* _Page excerpt_:
Aakarsh Goyal
Aakarsh GoyalProduct Engineer
Jun 28, 2026

Stop Validating, Start Building

I spent five years searching for the perfect idea. Turns out the best validation is just building the thing.

For the longest time, I wanted to build a startup. Not just think about it, actually build one.

I went through the motions. Brainstormed ideas. Wrote down problems. Analyzed markets. Talked to people. Read posts about how to "validate" before you build. Spent hours on Google and with AI tools trying to find that one perfect, undeniable problem worth solving.

Five years of that. Five years of searching for a eureka moment that never came.

The problem with validation

Here's what I realized: all that research and analysis was mostly meaningless.

Not because research is bad. But because I was trying to validate ideas I had no real connection to. I was looking for problems other people might have, hoping one of them would feel urgent enough to justify building something.

It never did. So I'd move on to the next idea. And the next. And the next.

The cycle looked like this: think of something → Google it → talk to ChatGPT about it → decide it's already been done or the market is too small → give up → repeat.

What changed

Less than 20 days ago, I started building Spayse. But the desire to do something like this has been sitting with me for over five years.

The difference this time? I didn't search for a problem. I hit one myself.

I was working on diagramming and realized the tools available were either too rigid or too manual. I wanted something that felt more natural, something an AI agent could generate programmatically without me babysitting the syntax.

So I started building. No validation phase. No market research sprint. No asking ChatGPT if it was a good idea. Just a problem I personally had, and an itch to fix it.

Building with constraints

I'm not sure if Spayse will work out the way I want. I don't know if I can build everything I have in mind within my budget. I have no idea if the market is "big enough" by venture capital standards.

* _Tasks to carry out_:
1. Reproduce everything in the Spayse post from "It never did." down to "itch to fix it.".
2. Answer these questions using the Spayse post:
(a) How many years did the author spend searching for a startup idea?
(b) How long ago did the author start building Spayse?
(c) In what area of work did the author hit the problem that led to Spayse?
3. Turn the paragraph in the Spayse post that begins "I went through the motions" into a short bulleted list of the steps it describes.
The data is separate material and has no connection to the Spayse post.

* _Given records_:
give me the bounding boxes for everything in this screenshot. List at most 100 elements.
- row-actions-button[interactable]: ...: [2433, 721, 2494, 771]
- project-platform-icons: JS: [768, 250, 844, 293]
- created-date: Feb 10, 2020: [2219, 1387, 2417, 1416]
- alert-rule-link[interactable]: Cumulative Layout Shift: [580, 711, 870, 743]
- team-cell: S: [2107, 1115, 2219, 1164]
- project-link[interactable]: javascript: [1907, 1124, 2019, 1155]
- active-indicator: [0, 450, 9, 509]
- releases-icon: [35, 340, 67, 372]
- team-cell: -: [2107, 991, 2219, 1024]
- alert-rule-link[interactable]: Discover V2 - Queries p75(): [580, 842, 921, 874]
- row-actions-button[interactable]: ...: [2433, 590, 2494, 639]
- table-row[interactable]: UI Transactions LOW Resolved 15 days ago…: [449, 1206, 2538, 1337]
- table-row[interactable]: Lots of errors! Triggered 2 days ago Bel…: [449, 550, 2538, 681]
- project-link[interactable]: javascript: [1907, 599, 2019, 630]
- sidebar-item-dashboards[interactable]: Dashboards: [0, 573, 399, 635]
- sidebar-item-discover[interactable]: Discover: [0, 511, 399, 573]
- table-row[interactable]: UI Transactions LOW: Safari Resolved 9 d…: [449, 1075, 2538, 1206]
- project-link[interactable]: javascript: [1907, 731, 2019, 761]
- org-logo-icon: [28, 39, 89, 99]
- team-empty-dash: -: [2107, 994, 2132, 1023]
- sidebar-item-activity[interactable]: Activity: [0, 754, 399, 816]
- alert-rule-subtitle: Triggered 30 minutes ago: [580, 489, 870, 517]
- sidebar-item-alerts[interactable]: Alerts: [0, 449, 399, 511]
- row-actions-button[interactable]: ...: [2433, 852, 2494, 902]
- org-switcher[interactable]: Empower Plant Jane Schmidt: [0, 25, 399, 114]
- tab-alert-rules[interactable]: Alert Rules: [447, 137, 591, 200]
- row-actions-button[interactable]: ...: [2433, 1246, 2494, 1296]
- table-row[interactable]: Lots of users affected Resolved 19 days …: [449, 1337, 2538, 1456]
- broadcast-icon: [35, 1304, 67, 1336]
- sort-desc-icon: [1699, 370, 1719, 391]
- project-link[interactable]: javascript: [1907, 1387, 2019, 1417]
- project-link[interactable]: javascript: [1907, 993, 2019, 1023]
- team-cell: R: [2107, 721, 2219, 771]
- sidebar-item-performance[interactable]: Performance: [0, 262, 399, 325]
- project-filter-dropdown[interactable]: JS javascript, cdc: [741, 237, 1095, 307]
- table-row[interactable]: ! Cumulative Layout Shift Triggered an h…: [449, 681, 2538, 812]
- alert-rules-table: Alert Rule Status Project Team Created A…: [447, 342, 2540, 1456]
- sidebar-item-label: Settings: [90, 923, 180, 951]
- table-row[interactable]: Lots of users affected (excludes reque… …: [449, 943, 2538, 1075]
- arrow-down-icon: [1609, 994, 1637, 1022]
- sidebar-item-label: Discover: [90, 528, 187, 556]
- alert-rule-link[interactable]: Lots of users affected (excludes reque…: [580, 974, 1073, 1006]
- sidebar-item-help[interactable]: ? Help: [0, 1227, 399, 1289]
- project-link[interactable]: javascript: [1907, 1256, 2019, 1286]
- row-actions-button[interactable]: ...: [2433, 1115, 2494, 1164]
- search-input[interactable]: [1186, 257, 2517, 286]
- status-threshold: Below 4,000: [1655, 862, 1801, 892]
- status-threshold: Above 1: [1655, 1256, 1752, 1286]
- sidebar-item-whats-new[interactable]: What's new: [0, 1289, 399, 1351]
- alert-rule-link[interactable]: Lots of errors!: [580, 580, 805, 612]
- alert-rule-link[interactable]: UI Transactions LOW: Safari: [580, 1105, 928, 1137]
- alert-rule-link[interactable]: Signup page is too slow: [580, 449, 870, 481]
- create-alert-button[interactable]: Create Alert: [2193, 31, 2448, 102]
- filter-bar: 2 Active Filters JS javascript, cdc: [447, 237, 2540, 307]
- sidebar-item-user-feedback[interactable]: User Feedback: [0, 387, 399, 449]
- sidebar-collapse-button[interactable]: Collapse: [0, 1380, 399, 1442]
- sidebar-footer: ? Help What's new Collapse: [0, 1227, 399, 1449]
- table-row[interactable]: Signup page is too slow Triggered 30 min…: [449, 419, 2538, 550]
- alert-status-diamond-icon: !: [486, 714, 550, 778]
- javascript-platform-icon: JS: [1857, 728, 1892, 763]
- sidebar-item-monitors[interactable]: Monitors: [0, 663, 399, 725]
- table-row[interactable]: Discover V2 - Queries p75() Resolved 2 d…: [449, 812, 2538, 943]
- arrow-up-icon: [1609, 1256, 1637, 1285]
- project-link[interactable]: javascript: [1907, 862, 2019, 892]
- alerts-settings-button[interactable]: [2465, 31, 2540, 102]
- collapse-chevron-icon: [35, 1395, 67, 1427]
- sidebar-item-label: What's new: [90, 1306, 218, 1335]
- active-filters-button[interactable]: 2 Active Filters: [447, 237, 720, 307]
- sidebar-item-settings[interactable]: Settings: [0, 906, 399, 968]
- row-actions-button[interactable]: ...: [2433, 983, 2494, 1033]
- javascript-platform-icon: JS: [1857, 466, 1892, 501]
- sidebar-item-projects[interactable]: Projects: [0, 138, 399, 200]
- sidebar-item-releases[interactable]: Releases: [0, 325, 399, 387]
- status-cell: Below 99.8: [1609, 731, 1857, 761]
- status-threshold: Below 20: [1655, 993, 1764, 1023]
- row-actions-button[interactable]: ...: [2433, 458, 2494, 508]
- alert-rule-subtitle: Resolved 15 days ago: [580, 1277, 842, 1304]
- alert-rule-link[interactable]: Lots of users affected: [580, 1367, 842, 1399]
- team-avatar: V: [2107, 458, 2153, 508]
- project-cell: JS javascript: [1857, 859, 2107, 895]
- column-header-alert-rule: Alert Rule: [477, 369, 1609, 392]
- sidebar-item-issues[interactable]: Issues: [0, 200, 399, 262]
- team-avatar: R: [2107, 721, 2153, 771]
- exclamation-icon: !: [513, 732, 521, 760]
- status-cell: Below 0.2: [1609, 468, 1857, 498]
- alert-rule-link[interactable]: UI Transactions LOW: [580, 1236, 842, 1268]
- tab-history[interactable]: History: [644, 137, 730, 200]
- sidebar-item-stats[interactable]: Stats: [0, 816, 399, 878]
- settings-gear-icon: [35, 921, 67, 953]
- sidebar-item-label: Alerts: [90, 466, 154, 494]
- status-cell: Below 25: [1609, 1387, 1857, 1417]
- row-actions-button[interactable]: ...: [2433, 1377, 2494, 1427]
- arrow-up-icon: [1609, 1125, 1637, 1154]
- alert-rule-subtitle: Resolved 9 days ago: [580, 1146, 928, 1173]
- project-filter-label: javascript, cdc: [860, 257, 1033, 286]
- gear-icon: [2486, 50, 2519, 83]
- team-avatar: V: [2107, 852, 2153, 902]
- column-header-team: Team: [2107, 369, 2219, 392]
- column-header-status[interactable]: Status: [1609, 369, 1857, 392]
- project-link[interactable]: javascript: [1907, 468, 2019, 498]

* _Results of the exercise_:
1.
It never did. So I'd move on to the next idea. And the next. And the next.

The cycle looked like this: think of something → Google it → talk to ChatGPT about it → decide it's already been done or the market is too small → give up → repeat.

What changed

Less than 20 days ago, I started building Spayse. But the desire to do something like this has been sitting with me for over five years.

The difference this time? I didn't search for a problem. I hit one myself.

I was working on diagramming and realized the tools available were either too rigid or too manual. I wanted something that felt more natural, something an AI agent could generate programmatically without me babysitting the syntax.

So I started building. No validation phase. No market research sprint. No asking ChatGPT if it was a good idea. Just a problem I personally had, and an itch to fix it.

2.
(a) Five years.
(b) Less than 20 days ago.
(c) Diagramming.

3.
- Brainstormed ideas
- Wrote down problems
- Analyzed markets
- Talked to people
- Read posts about validating before building
- Spent hours on Google and with AI tools looking for one perfect problem to solve